Task details:
Leave the pictures out and quote only the lines from the one with "Give me the" down to the end of the listing below.

Structured figure records:
▼

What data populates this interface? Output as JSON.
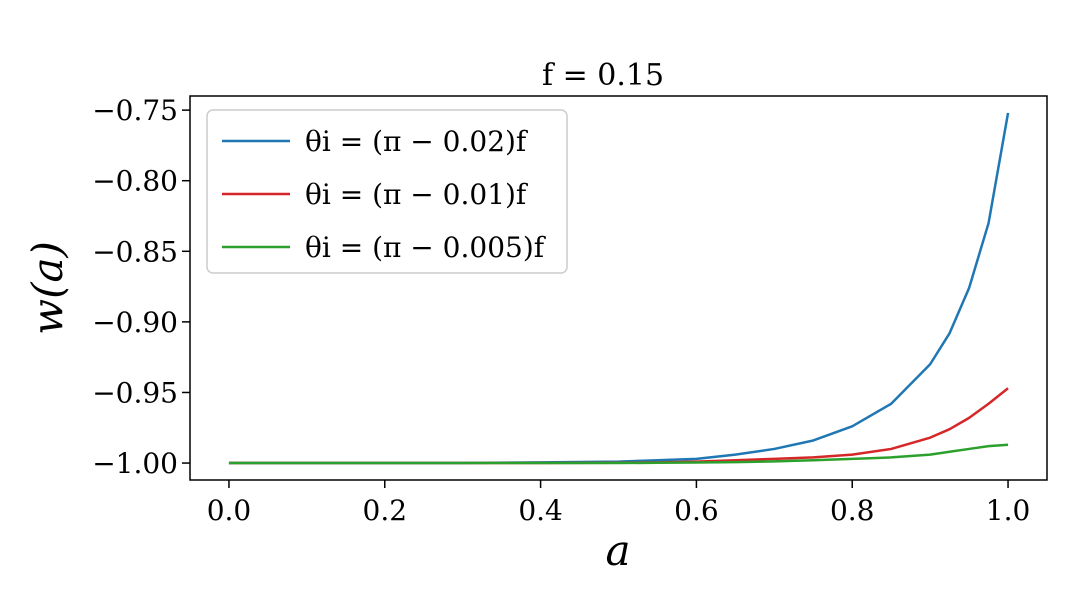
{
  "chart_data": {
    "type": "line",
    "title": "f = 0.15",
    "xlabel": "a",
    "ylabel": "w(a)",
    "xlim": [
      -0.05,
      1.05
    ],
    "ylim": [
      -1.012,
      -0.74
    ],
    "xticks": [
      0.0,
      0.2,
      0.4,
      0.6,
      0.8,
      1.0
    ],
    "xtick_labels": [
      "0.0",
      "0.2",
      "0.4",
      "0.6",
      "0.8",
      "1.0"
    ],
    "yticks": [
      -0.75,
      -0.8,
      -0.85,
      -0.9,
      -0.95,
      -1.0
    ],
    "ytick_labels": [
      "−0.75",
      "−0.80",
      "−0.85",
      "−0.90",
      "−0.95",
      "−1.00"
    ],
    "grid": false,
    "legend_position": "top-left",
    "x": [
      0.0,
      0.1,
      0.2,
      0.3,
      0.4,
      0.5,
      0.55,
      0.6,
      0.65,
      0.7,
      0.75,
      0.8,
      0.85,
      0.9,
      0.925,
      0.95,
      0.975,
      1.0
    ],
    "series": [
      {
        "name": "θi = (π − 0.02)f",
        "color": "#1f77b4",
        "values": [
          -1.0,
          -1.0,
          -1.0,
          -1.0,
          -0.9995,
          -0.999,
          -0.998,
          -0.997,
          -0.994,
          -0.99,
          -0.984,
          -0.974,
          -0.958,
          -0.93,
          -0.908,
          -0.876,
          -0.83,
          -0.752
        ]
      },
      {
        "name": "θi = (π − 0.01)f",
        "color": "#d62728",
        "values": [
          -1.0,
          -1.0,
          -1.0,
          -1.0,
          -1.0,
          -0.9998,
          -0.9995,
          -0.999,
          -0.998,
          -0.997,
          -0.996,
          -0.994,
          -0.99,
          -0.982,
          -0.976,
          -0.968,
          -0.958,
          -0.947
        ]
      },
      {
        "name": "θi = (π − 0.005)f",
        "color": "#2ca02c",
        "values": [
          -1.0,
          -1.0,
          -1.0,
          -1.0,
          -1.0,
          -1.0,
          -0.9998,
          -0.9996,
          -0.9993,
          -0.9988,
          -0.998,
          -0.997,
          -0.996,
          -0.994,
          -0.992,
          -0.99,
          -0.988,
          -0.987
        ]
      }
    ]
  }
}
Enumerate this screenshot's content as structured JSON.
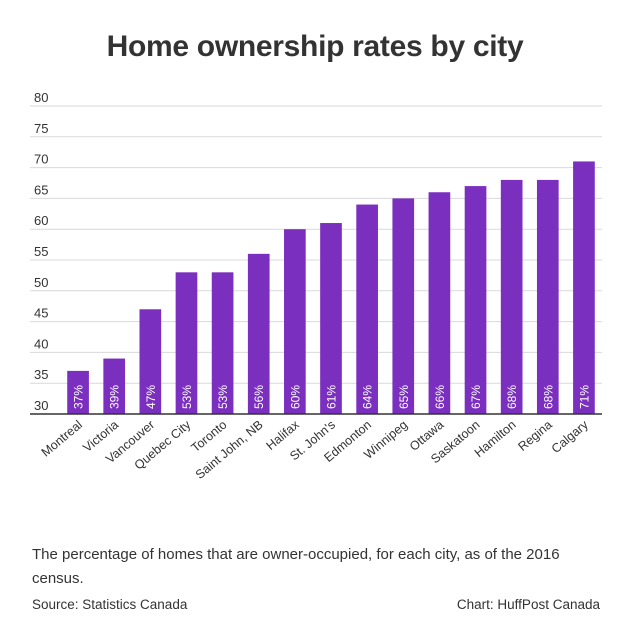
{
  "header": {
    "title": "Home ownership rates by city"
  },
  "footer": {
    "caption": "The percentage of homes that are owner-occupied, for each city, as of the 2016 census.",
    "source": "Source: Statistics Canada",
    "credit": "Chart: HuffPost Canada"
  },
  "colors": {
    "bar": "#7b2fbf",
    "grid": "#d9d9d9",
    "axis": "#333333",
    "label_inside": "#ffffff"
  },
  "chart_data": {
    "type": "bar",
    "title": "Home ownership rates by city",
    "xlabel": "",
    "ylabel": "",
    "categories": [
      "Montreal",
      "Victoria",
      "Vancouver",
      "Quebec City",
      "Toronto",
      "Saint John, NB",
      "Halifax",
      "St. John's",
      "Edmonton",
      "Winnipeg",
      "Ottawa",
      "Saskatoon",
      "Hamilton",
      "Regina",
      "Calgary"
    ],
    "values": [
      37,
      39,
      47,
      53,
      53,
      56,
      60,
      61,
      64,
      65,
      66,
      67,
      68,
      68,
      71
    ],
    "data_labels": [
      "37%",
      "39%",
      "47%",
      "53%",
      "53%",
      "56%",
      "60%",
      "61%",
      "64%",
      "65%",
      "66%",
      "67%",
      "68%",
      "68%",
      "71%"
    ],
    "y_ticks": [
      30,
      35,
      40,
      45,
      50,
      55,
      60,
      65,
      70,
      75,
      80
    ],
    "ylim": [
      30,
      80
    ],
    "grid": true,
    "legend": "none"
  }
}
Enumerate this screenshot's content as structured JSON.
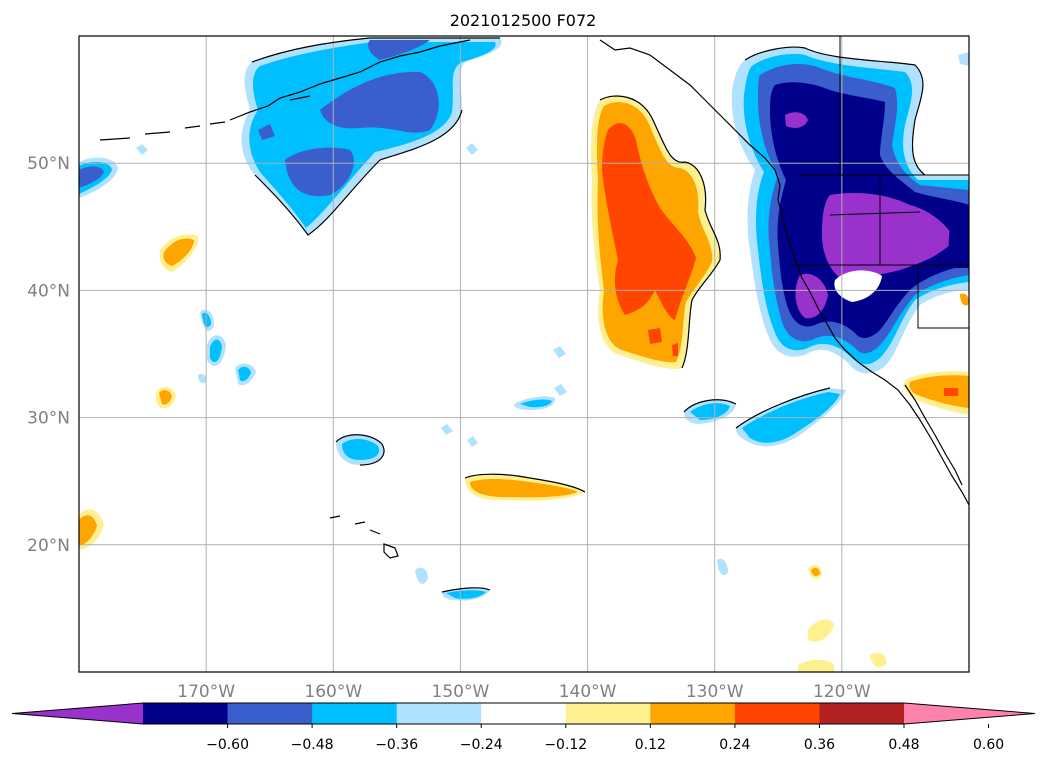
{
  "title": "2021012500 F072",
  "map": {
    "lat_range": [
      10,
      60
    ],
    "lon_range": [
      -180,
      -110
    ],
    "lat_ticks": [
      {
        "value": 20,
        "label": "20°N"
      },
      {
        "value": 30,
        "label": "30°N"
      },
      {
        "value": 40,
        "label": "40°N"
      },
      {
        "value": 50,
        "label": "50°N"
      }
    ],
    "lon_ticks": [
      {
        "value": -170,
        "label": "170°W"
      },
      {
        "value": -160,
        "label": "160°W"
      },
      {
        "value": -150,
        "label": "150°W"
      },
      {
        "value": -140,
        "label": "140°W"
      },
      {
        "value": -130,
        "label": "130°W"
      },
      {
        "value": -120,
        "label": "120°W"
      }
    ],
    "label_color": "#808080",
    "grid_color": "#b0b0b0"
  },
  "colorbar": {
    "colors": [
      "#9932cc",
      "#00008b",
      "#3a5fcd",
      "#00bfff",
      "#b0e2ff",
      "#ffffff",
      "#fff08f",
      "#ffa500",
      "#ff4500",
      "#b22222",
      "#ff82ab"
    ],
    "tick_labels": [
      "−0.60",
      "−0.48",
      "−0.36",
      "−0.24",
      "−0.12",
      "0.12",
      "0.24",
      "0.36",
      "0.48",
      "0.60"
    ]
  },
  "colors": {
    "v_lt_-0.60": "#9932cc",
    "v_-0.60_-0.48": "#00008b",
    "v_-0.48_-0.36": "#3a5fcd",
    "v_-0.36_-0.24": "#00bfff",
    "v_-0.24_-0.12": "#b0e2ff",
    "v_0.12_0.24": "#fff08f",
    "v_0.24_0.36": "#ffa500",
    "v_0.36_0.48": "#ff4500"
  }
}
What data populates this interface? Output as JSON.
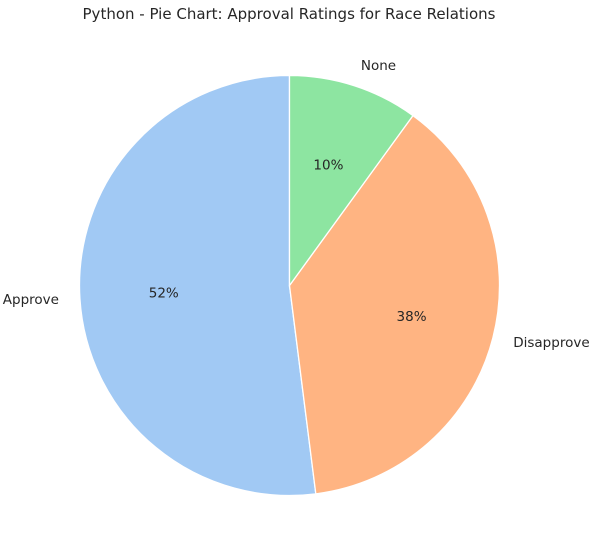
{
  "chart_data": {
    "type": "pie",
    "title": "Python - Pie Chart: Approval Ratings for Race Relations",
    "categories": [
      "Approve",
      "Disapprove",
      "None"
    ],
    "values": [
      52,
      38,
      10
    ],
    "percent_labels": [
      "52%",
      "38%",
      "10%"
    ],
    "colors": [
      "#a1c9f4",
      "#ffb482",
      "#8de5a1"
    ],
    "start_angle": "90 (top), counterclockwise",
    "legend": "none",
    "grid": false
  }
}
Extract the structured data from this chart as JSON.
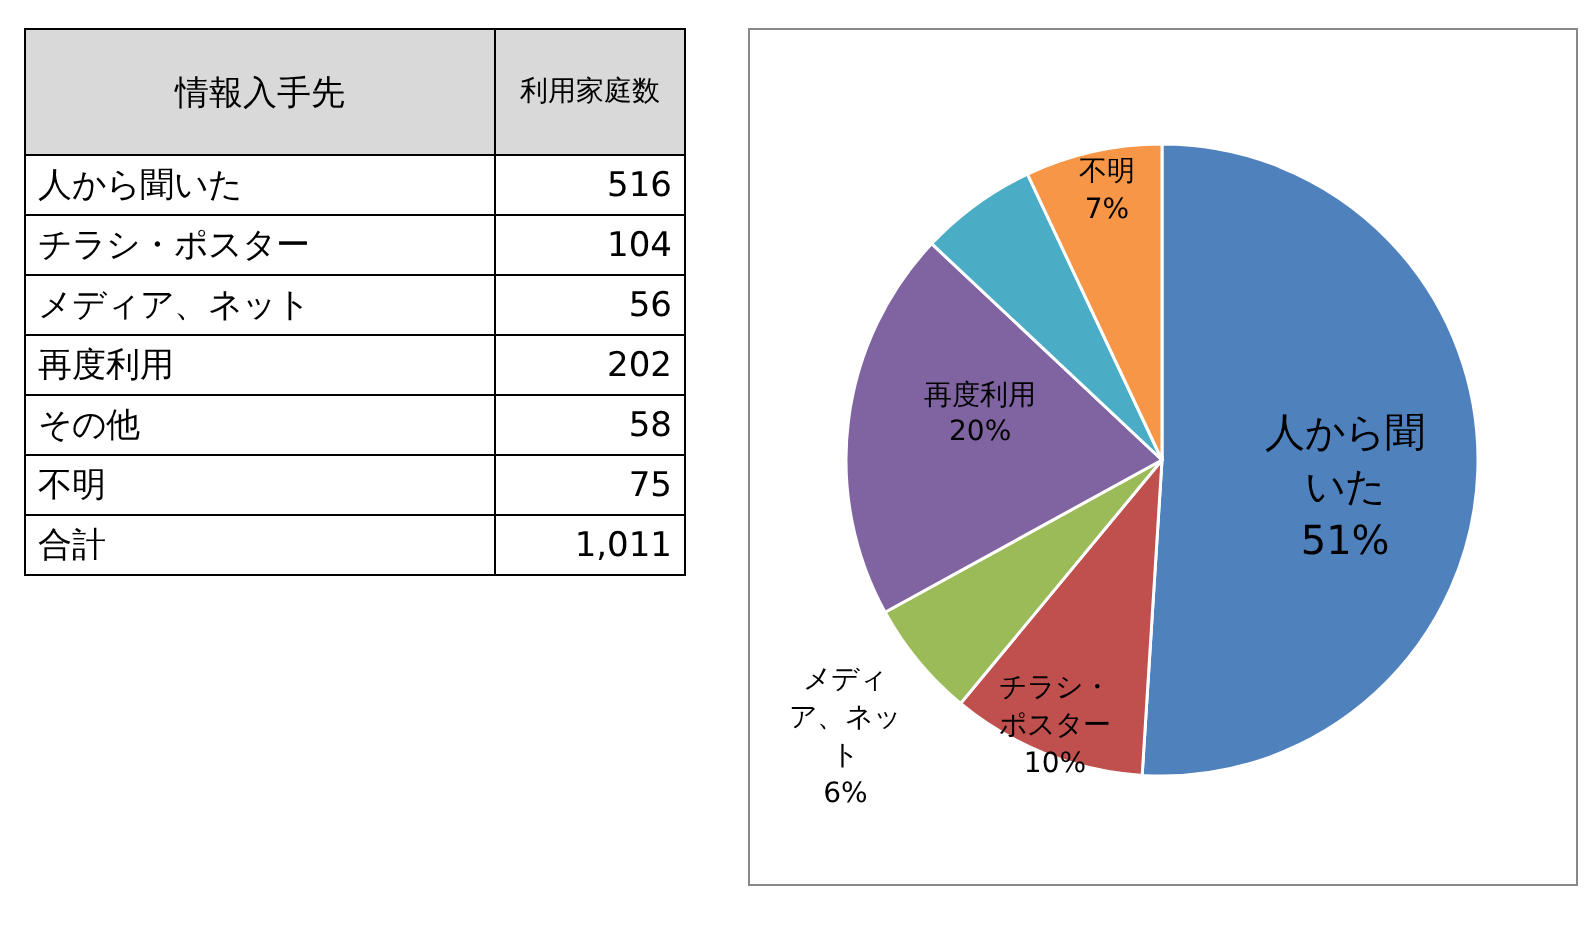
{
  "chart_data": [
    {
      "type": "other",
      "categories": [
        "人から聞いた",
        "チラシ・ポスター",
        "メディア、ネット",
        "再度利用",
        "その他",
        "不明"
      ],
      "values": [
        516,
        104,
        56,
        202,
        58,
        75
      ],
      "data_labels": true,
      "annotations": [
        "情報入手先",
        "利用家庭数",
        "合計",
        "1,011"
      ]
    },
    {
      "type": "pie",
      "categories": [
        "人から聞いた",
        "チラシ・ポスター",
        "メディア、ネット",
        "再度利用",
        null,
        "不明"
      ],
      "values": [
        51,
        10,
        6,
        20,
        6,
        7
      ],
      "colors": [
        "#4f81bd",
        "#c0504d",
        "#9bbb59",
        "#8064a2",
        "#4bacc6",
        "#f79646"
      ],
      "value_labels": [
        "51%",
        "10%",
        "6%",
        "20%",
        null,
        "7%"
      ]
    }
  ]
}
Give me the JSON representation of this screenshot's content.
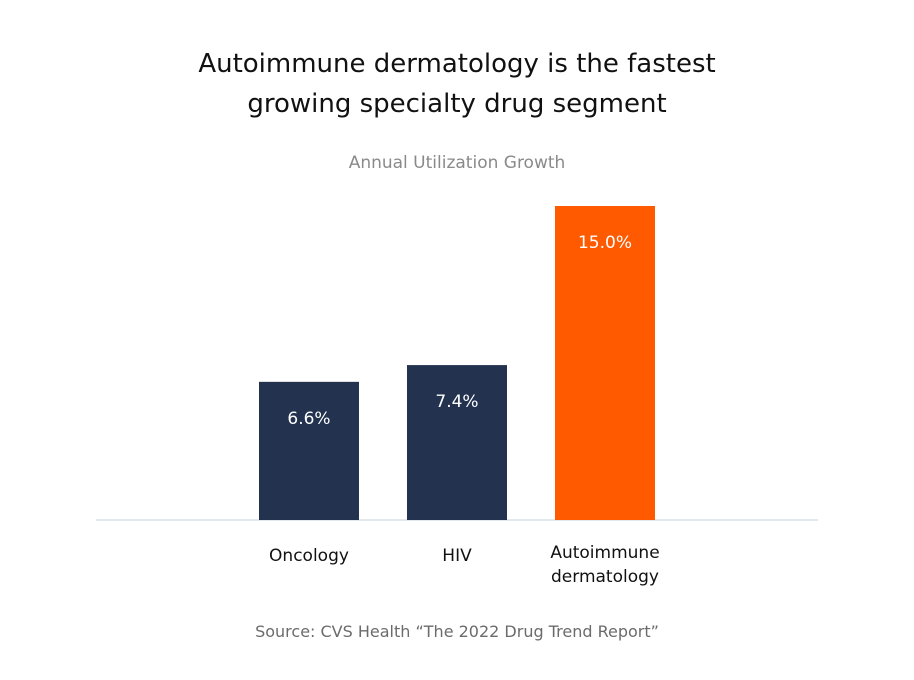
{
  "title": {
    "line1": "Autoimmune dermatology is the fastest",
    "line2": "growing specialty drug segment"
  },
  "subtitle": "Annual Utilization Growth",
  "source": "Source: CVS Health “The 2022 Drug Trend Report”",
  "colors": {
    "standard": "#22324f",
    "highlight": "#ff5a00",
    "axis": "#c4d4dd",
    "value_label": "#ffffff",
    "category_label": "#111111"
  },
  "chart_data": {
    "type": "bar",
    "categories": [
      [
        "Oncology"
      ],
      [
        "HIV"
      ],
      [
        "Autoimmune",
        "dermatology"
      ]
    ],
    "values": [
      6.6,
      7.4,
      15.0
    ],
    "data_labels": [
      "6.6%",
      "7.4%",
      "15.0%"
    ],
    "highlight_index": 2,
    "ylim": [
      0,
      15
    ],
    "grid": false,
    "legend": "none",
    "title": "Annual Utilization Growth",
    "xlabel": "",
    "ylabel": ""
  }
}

▲

Response below:
Give me the JSON representation of this screenshot's content.
{
  "title": {
    "line1": "Autoimmune dermatology is the fastest",
    "line2": "growing specialty drug segment"
  },
  "subtitle": "Annual Utilization Growth",
  "source": "Source: CVS Health “The 2022 Drug Trend Report”",
  "colors": {
    "standard": "#22324f",
    "highlight": "#ff5a00",
    "axis": "#c4d4dd",
    "value_label": "#ffffff",
    "category_label": "#111111"
  },
  "chart_data": {
    "type": "bar",
    "categories": [
      [
        "Oncology"
      ],
      [
        "HIV"
      ],
      [
        "Autoimmune",
        "dermatology"
      ]
    ],
    "values": [
      6.6,
      7.4,
      15.0
    ],
    "data_labels": [
      "6.6%",
      "7.4%",
      "15.0%"
    ],
    "highlight_index": 2,
    "ylim": [
      0,
      15
    ],
    "grid": false,
    "legend": "none",
    "title": "Annual Utilization Growth",
    "xlabel": "",
    "ylabel": ""
  }
}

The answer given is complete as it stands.